(DATASET ROWS):
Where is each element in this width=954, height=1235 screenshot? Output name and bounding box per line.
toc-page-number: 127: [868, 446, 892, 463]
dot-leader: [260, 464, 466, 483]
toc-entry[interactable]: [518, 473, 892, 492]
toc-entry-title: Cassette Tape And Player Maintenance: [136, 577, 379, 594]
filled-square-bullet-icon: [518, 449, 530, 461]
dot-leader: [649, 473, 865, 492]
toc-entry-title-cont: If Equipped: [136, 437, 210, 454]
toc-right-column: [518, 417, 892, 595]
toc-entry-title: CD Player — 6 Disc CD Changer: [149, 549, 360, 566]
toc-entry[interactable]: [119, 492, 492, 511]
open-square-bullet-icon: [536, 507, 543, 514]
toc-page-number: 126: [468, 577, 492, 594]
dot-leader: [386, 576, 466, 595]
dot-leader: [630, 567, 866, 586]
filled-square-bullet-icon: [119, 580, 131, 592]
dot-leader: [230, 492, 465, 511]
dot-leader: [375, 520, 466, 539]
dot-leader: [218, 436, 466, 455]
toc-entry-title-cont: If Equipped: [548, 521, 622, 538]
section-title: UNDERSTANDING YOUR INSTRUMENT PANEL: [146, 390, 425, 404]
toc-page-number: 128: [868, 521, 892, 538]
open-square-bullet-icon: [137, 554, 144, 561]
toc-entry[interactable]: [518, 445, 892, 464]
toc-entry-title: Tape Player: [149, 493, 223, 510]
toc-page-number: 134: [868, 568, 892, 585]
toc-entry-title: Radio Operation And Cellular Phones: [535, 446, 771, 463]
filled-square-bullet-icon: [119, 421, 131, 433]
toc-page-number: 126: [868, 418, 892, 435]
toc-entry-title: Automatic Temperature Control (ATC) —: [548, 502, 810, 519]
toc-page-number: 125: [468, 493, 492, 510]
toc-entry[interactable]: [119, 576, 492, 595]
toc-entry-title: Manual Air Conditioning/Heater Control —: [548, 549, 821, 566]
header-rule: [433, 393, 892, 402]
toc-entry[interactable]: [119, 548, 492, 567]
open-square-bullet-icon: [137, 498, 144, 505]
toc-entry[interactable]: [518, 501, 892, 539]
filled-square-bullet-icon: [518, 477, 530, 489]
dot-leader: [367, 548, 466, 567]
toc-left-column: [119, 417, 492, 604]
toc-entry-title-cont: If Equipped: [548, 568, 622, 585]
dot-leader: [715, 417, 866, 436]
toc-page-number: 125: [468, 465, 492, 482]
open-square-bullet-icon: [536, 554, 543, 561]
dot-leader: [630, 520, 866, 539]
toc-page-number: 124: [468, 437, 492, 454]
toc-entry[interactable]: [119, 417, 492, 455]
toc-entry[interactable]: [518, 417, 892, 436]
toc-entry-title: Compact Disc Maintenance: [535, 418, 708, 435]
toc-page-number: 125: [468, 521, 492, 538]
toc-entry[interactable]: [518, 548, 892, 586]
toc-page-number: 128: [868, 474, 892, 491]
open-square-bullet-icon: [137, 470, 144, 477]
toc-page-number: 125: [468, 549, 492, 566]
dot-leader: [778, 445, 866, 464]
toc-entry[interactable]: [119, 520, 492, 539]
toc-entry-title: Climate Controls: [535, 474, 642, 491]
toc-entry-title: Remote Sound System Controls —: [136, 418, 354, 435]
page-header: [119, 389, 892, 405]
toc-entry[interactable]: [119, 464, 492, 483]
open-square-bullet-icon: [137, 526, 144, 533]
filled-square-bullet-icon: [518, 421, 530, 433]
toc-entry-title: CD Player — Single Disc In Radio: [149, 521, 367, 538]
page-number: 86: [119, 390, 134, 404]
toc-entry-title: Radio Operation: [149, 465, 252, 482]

(WHAT IS ASKED):
Rewrite the listing above with "If Equipped" changed to "If Installed" everywhere it occurs, leaving every other character as it is.

(FULL RESPONSE):
Where is each element in this width=954, height=1235 screenshot? Output name and bounding box per line.
toc-page-number: 127: [868, 446, 892, 463]
dot-leader: [260, 464, 466, 483]
toc-entry[interactable]: [518, 473, 892, 492]
toc-entry-title: Cassette Tape And Player Maintenance: [136, 577, 379, 594]
filled-square-bullet-icon: [518, 449, 530, 461]
dot-leader: [649, 473, 865, 492]
toc-entry-title-cont: If Installed: [136, 437, 210, 454]
toc-right-column: [518, 417, 892, 595]
toc-entry-title: CD Player — 6 Disc CD Changer: [149, 549, 360, 566]
toc-entry[interactable]: [119, 492, 492, 511]
open-square-bullet-icon: [536, 507, 543, 514]
toc-page-number: 126: [468, 577, 492, 594]
dot-leader: [386, 576, 466, 595]
dot-leader: [630, 567, 866, 586]
filled-square-bullet-icon: [119, 580, 131, 592]
dot-leader: [230, 492, 465, 511]
dot-leader: [375, 520, 466, 539]
dot-leader: [218, 436, 466, 455]
toc-entry-title-cont: If Installed: [548, 521, 622, 538]
section-title: UNDERSTANDING YOUR INSTRUMENT PANEL: [146, 390, 425, 404]
toc-page-number: 128: [868, 521, 892, 538]
open-square-bullet-icon: [137, 554, 144, 561]
toc-entry[interactable]: [518, 445, 892, 464]
toc-entry-title: Tape Player: [149, 493, 223, 510]
toc-page-number: 134: [868, 568, 892, 585]
toc-entry-title: Radio Operation And Cellular Phones: [535, 446, 771, 463]
filled-square-bullet-icon: [119, 421, 131, 433]
toc-page-number: 126: [868, 418, 892, 435]
toc-entry-title: Automatic Temperature Control (ATC) —: [548, 502, 810, 519]
toc-page-number: 125: [468, 493, 492, 510]
toc-entry[interactable]: [119, 576, 492, 595]
toc-entry-title: Manual Air Conditioning/Heater Control —: [548, 549, 821, 566]
header-rule: [433, 393, 892, 402]
toc-entry[interactable]: [119, 548, 492, 567]
open-square-bullet-icon: [137, 498, 144, 505]
toc-entry[interactable]: [518, 501, 892, 539]
filled-square-bullet-icon: [518, 477, 530, 489]
dot-leader: [367, 548, 466, 567]
toc-left-column: [119, 417, 492, 604]
toc-entry-title-cont: If Installed: [548, 568, 622, 585]
dot-leader: [715, 417, 866, 436]
toc-page-number: 125: [468, 465, 492, 482]
open-square-bullet-icon: [536, 554, 543, 561]
dot-leader: [630, 520, 866, 539]
toc-page-number: 124: [468, 437, 492, 454]
toc-entry[interactable]: [119, 417, 492, 455]
toc-entry[interactable]: [518, 417, 892, 436]
toc-entry-title: Compact Disc Maintenance: [535, 418, 708, 435]
toc-page-number: 125: [468, 521, 492, 538]
toc-entry[interactable]: [518, 548, 892, 586]
toc-page-number: 128: [868, 474, 892, 491]
open-square-bullet-icon: [137, 470, 144, 477]
toc-page-number: 125: [468, 549, 492, 566]
dot-leader: [778, 445, 866, 464]
toc-entry[interactable]: [119, 520, 492, 539]
toc-entry-title: Climate Controls: [535, 474, 642, 491]
toc-entry-title: Remote Sound System Controls —: [136, 418, 354, 435]
page-header: [119, 389, 892, 405]
toc-entry[interactable]: [119, 464, 492, 483]
open-square-bullet-icon: [137, 526, 144, 533]
filled-square-bullet-icon: [518, 421, 530, 433]
toc-entry-title: CD Player — Single Disc In Radio: [149, 521, 367, 538]
page-number: 86: [119, 390, 134, 404]
toc-entry-title: Radio Operation: [149, 465, 252, 482]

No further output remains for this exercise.